▶ _EXERCISE TASK_
Count the lines below that contain the word "Samedi", and give only that number.

# LISTED RECORDS start

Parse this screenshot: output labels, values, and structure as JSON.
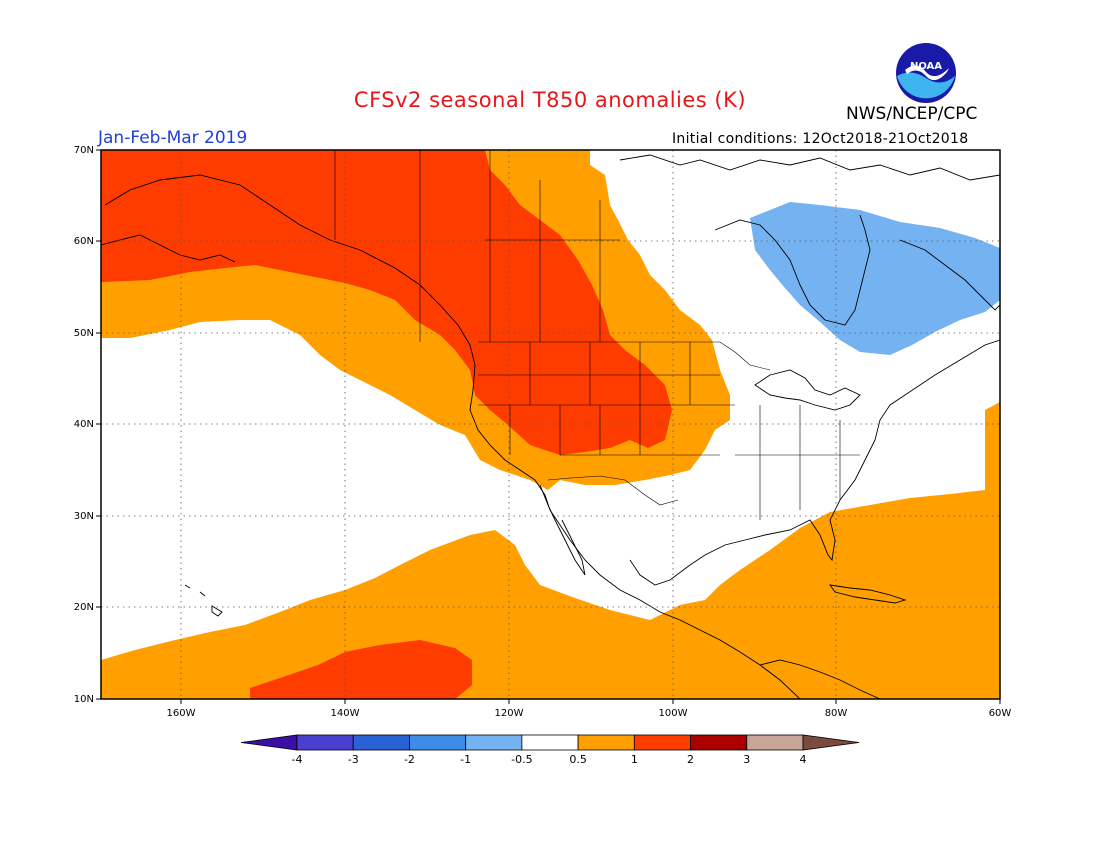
{
  "title": "CFSv2 seasonal T850 anomalies (K)",
  "agency": "NWS/NCEP/CPC",
  "period": "Jan-Feb-Mar 2019",
  "initial_conditions": "Initial conditions: 12Oct2018-21Oct2018",
  "logo_text": "NOAA",
  "lat_labels": [
    "70N",
    "60N",
    "50N",
    "40N",
    "30N",
    "20N",
    "10N"
  ],
  "lon_labels": [
    "160W",
    "140W",
    "120W",
    "100W",
    "80W",
    "60W"
  ],
  "colorbar": {
    "labels": [
      "-4",
      "-3",
      "-2",
      "-1",
      "-0.5",
      "0.5",
      "1",
      "2",
      "3",
      "4"
    ],
    "colors": [
      "#3a0fa3",
      "#4b3fd0",
      "#2a62d6",
      "#3f8be8",
      "#74b2f2",
      "#ffffff",
      "#ffa000",
      "#ff3c00",
      "#aa0000",
      "#c9a596",
      "#7a4a3c"
    ]
  },
  "legend_colors": {
    "negative_light": "#74b2f2",
    "positive_light": "#ffa000",
    "positive_medium": "#ff3c00"
  }
}
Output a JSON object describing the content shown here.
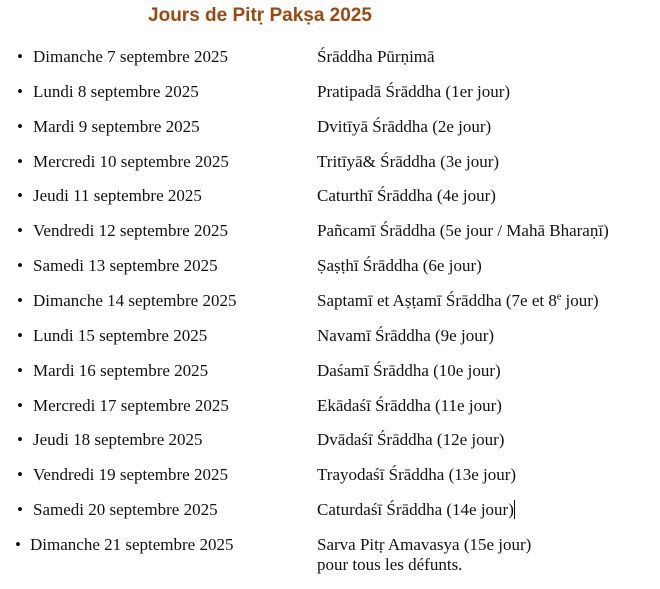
{
  "title": "Jours de Pitṛ Pakṣa 2025",
  "bullet": "•",
  "rows": [
    {
      "date": "Dimanche 7 septembre 2025",
      "name": " Śrāddha Pūrṇimā"
    },
    {
      "date": "Lundi 8 septembre 2025",
      "name": "Pratipadā Śrāddha (1er jour)"
    },
    {
      "date": "Mardi 9 septembre 2025",
      "name": "Dvitīyā Śrāddha (2e jour)"
    },
    {
      "date": "Mercredi 10 septembre 2025",
      "name": "Tritīyā& Śrāddha (3e jour)"
    },
    {
      "date": "Jeudi 11 septembre 2025",
      "name": "Caturthī Śrāddha (4e jour)"
    },
    {
      "date": "Vendredi 12 septembre 2025",
      "name": "Pañcamī Śrāddha (5e jour / Mahā Bharaṇī)"
    },
    {
      "date": "Samedi 13 septembre 2025",
      "name": "Ṣaṣṭhī Śrāddha (6e jour)"
    },
    {
      "date": "Dimanche 14 septembre 2025",
      "name": "Saptamī et Aṣṭamī Śrāddha (7e et 8",
      "sup": "e",
      "name_end": " jour)"
    },
    {
      "date": "Lundi 15 septembre 2025",
      "name": "Navamī Śrāddha (9e jour)"
    },
    {
      "date": "Mardi 16 septembre 2025",
      "name": "Daśamī Śrāddha (10e jour)"
    },
    {
      "date": "Mercredi 17 septembre 2025",
      "name": "Ekādaśī Śrāddha (11e jour)"
    },
    {
      "date": "Jeudi 18 septembre 2025",
      "name": "Dvādaśī Śrāddha (12e jour)"
    },
    {
      "date": "Vendredi 19 septembre 2025",
      "name": "Trayodaśī Śrāddha (13e jour)"
    },
    {
      "date": "Samedi 20 septembre 2025",
      "name": "Caturdaśī Śrāddha (14e jour)"
    },
    {
      "date": "Dimanche 21 septembre 2025",
      "name": "Sarva Pitṛ Amavasya (15e jour)",
      "name_line2": "pour tous les défunts."
    }
  ]
}
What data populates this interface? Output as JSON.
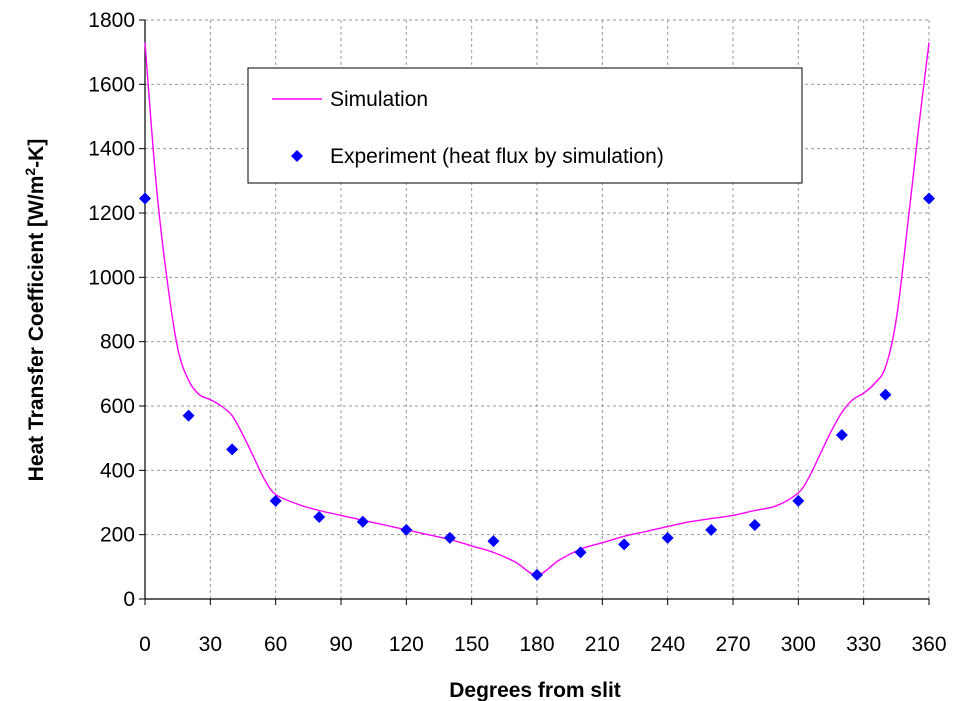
{
  "chart_data": {
    "type": "line",
    "xlabel": "Degrees from slit",
    "ylabel_main": "Heat Transfer Coefficient [W/m",
    "ylabel_sup": "2",
    "ylabel_end": "-K]",
    "xlim": [
      0,
      360
    ],
    "ylim": [
      0,
      1800
    ],
    "xticks": [
      0,
      30,
      60,
      90,
      120,
      150,
      180,
      210,
      240,
      270,
      300,
      330,
      360
    ],
    "yticks": [
      0,
      200,
      400,
      600,
      800,
      1000,
      1200,
      1400,
      1600,
      1800
    ],
    "grid": true,
    "legend_position": "top-center",
    "series": [
      {
        "name": "Simulation",
        "kind": "line",
        "color": "#ff00ff",
        "x": [
          0,
          5,
          10,
          15,
          20,
          25,
          30,
          35,
          40,
          45,
          50,
          55,
          60,
          70,
          80,
          90,
          100,
          110,
          120,
          130,
          140,
          150,
          160,
          170,
          180,
          190,
          200,
          210,
          220,
          230,
          240,
          250,
          260,
          270,
          280,
          290,
          300,
          305,
          310,
          315,
          320,
          325,
          330,
          335,
          340,
          345,
          350,
          355,
          360
        ],
        "y": [
          1730,
          1300,
          1000,
          780,
          680,
          635,
          620,
          600,
          570,
          510,
          440,
          370,
          325,
          295,
          275,
          260,
          245,
          230,
          215,
          200,
          185,
          165,
          145,
          115,
          75,
          120,
          155,
          175,
          195,
          210,
          225,
          240,
          250,
          260,
          275,
          290,
          330,
          380,
          450,
          520,
          580,
          620,
          640,
          670,
          720,
          870,
          1150,
          1450,
          1730
        ]
      },
      {
        "name": "Experiment (heat flux by simulation)",
        "kind": "scatter",
        "color": "#0000ff",
        "x": [
          0,
          20,
          40,
          60,
          80,
          100,
          120,
          140,
          160,
          180,
          200,
          220,
          240,
          260,
          280,
          300,
          320,
          340,
          360
        ],
        "y": [
          1245,
          570,
          465,
          305,
          255,
          240,
          215,
          190,
          180,
          75,
          145,
          170,
          190,
          215,
          230,
          305,
          510,
          635,
          1245
        ]
      }
    ]
  }
}
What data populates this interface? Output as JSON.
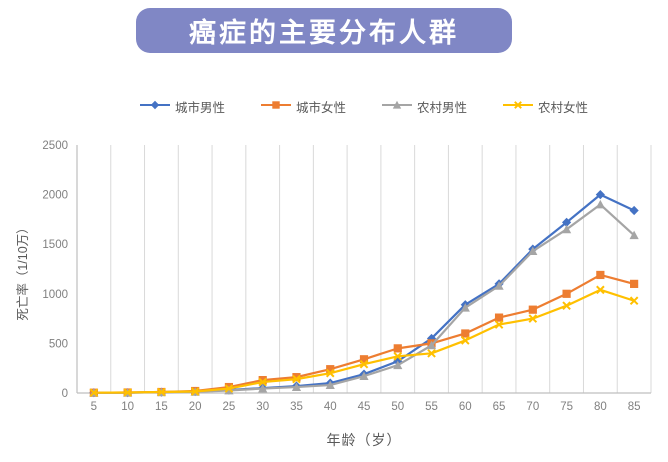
{
  "banner": {
    "title": "癌症的主要分布人群",
    "background_color": "#8087c5",
    "text_color": "#ffffff"
  },
  "chart_data": {
    "type": "line",
    "x": [
      5,
      10,
      15,
      20,
      25,
      30,
      35,
      40,
      45,
      50,
      55,
      60,
      65,
      70,
      75,
      80,
      85
    ],
    "xticks": [
      "5",
      "10",
      "15",
      "20",
      "25",
      "30",
      "35",
      "40",
      "45",
      "50",
      "55",
      "60",
      "65",
      "70",
      "75",
      "80",
      "85"
    ],
    "yticks": [
      0,
      500,
      1000,
      1500,
      2000,
      2500
    ],
    "ylim": [
      0,
      2500
    ],
    "xlabel": "年龄（岁）",
    "ylabel": "死亡率（1/10万）",
    "grid": "vertical-only",
    "legend_position": "top",
    "axis_color": "#bfbfbf",
    "gridline_color": "#d9d9d9",
    "tick_label_color": "#808080",
    "series": [
      {
        "name": "城市男性",
        "color": "#4472c4",
        "marker": "diamond",
        "values": [
          3,
          3,
          8,
          15,
          30,
          50,
          70,
          100,
          190,
          320,
          550,
          890,
          1100,
          1450,
          1720,
          2000,
          1840
        ]
      },
      {
        "name": "城市女性",
        "color": "#ed7d31",
        "marker": "square",
        "values": [
          3,
          5,
          10,
          20,
          60,
          130,
          160,
          240,
          340,
          450,
          500,
          600,
          760,
          840,
          1000,
          1190,
          1100
        ]
      },
      {
        "name": "农村男性",
        "color": "#a5a5a5",
        "marker": "triangle",
        "values": [
          3,
          3,
          8,
          12,
          25,
          45,
          60,
          80,
          170,
          280,
          480,
          860,
          1080,
          1430,
          1650,
          1900,
          1590
        ]
      },
      {
        "name": "农村女性",
        "color": "#ffc000",
        "marker": "x",
        "values": [
          3,
          5,
          10,
          15,
          45,
          110,
          140,
          200,
          290,
          370,
          400,
          530,
          690,
          750,
          880,
          1040,
          930
        ]
      }
    ]
  }
}
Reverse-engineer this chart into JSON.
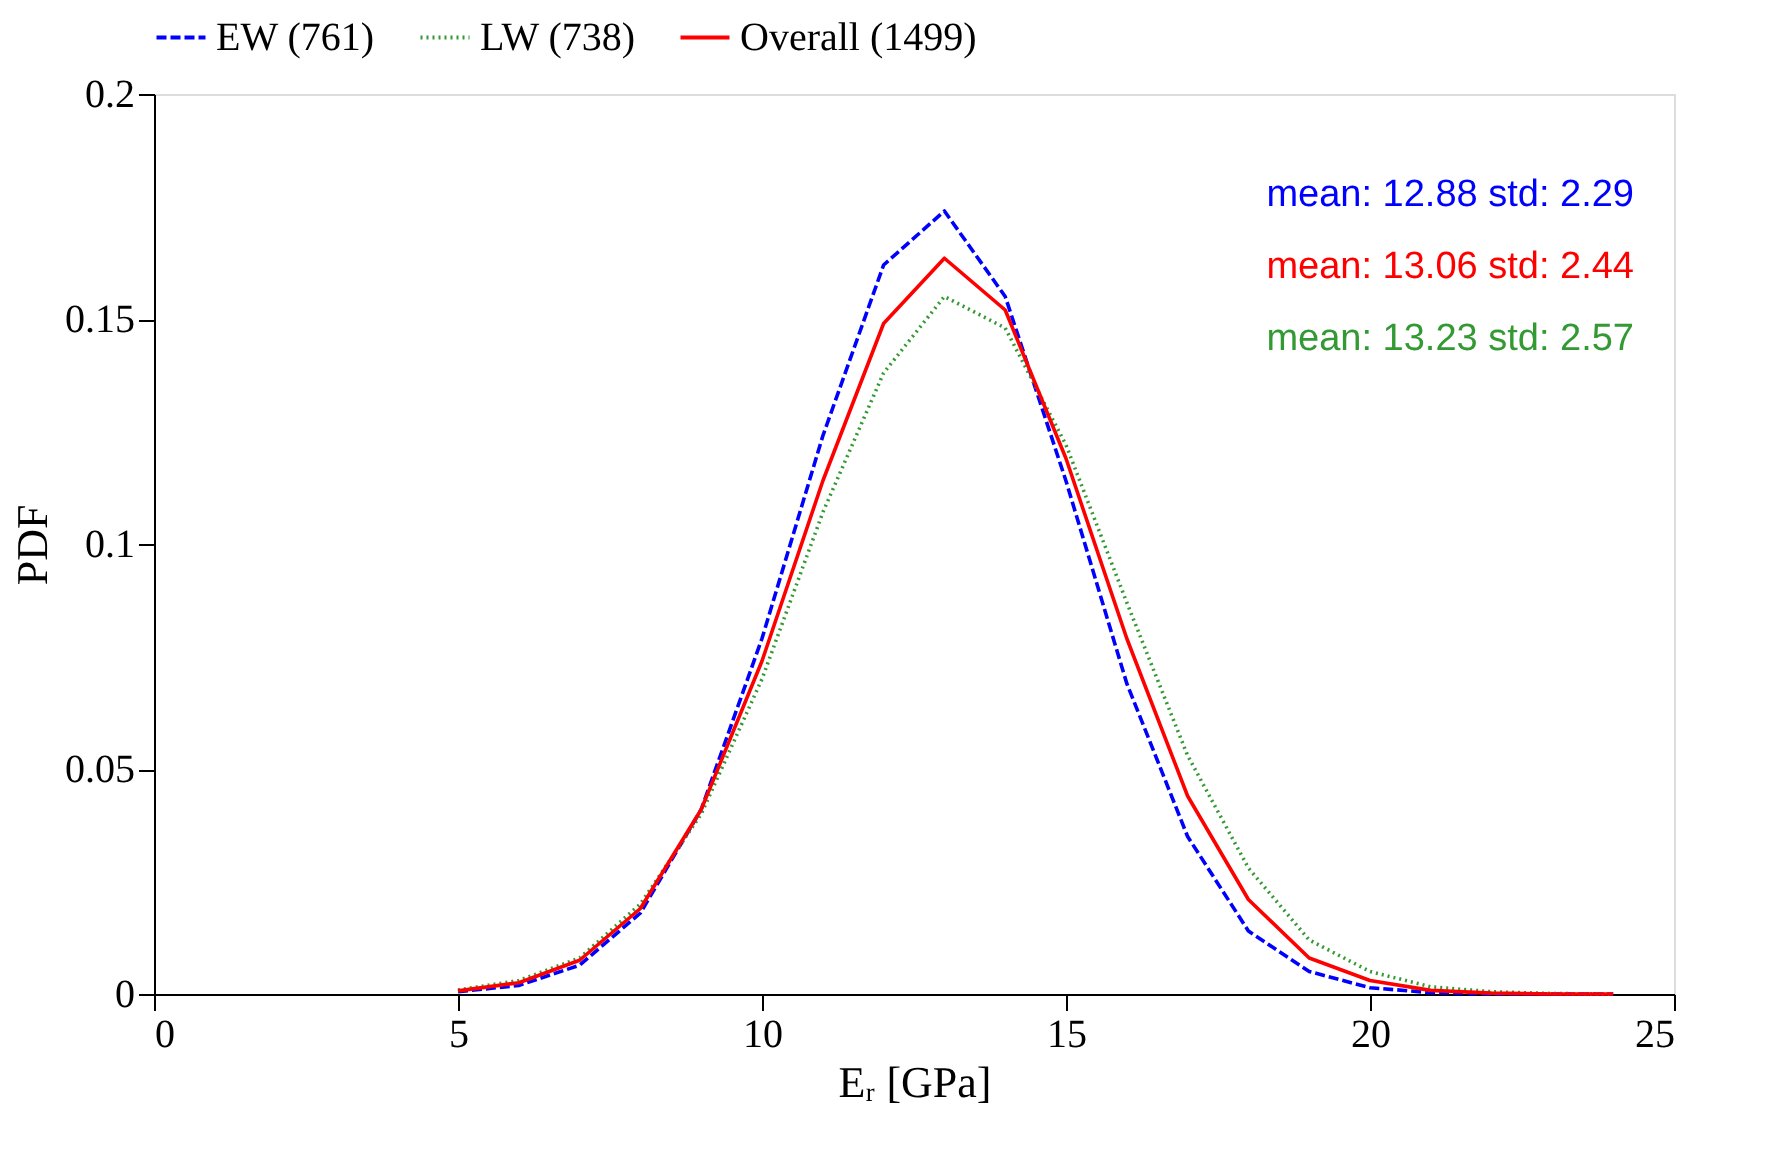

# LISTED RECORDS end

▶ _RESPONSE TO THIS TASK_
2